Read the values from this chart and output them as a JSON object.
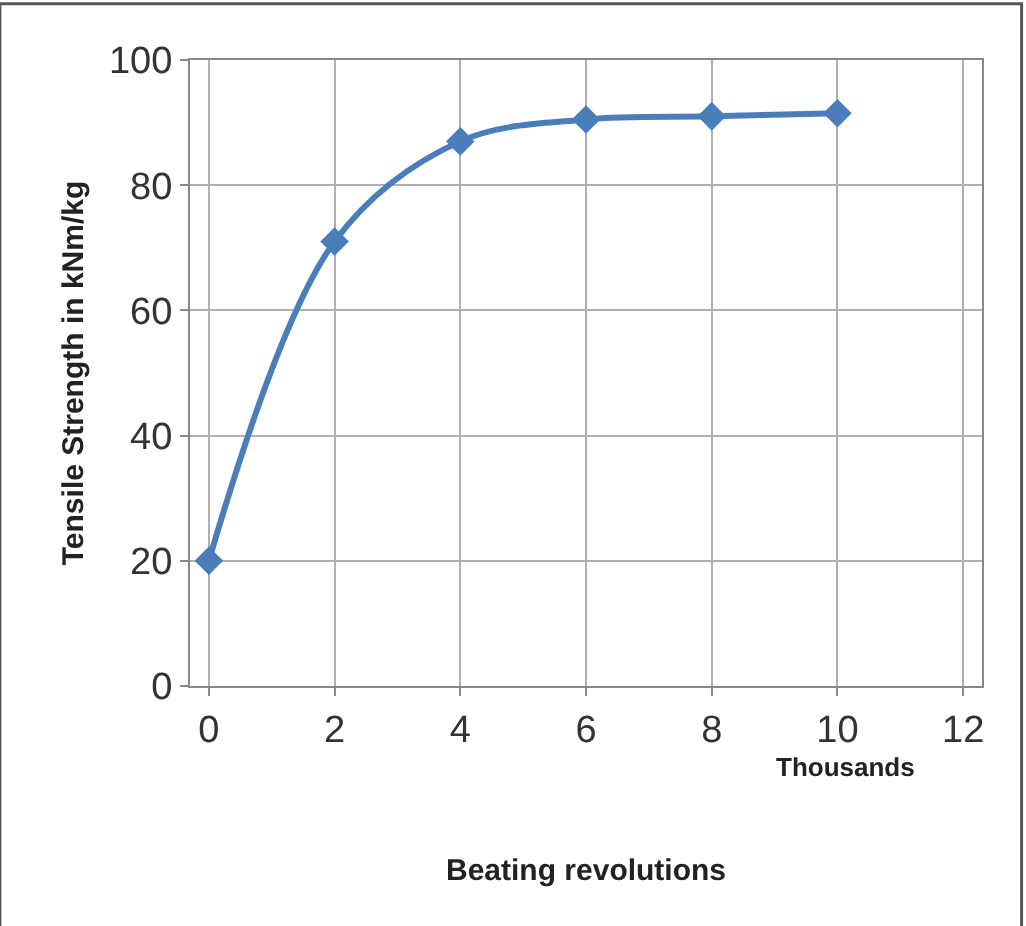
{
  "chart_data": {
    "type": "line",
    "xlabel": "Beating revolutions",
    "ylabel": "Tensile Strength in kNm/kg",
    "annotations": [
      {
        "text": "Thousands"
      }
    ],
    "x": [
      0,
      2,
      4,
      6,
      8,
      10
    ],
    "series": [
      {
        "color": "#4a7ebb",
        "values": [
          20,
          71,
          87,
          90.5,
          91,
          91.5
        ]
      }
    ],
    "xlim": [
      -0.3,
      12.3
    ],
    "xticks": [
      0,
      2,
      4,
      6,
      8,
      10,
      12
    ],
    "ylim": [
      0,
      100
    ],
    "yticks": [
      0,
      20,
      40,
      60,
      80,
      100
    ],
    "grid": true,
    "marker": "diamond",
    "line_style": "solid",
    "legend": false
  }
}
—————
Stated task: All the records above need to be given again word for word. Skip the pictures.

Written solution:
Read the values from this chart and output them as a JSON object.
{
  "chart_data": {
    "type": "line",
    "xlabel": "Beating revolutions",
    "ylabel": "Tensile Strength in kNm/kg",
    "annotations": [
      {
        "text": "Thousands"
      }
    ],
    "x": [
      0,
      2,
      4,
      6,
      8,
      10
    ],
    "series": [
      {
        "color": "#4a7ebb",
        "values": [
          20,
          71,
          87,
          90.5,
          91,
          91.5
        ]
      }
    ],
    "xlim": [
      -0.3,
      12.3
    ],
    "xticks": [
      0,
      2,
      4,
      6,
      8,
      10,
      12
    ],
    "ylim": [
      0,
      100
    ],
    "yticks": [
      0,
      20,
      40,
      60,
      80,
      100
    ],
    "grid": true,
    "marker": "diamond",
    "line_style": "solid",
    "legend": false
  }
}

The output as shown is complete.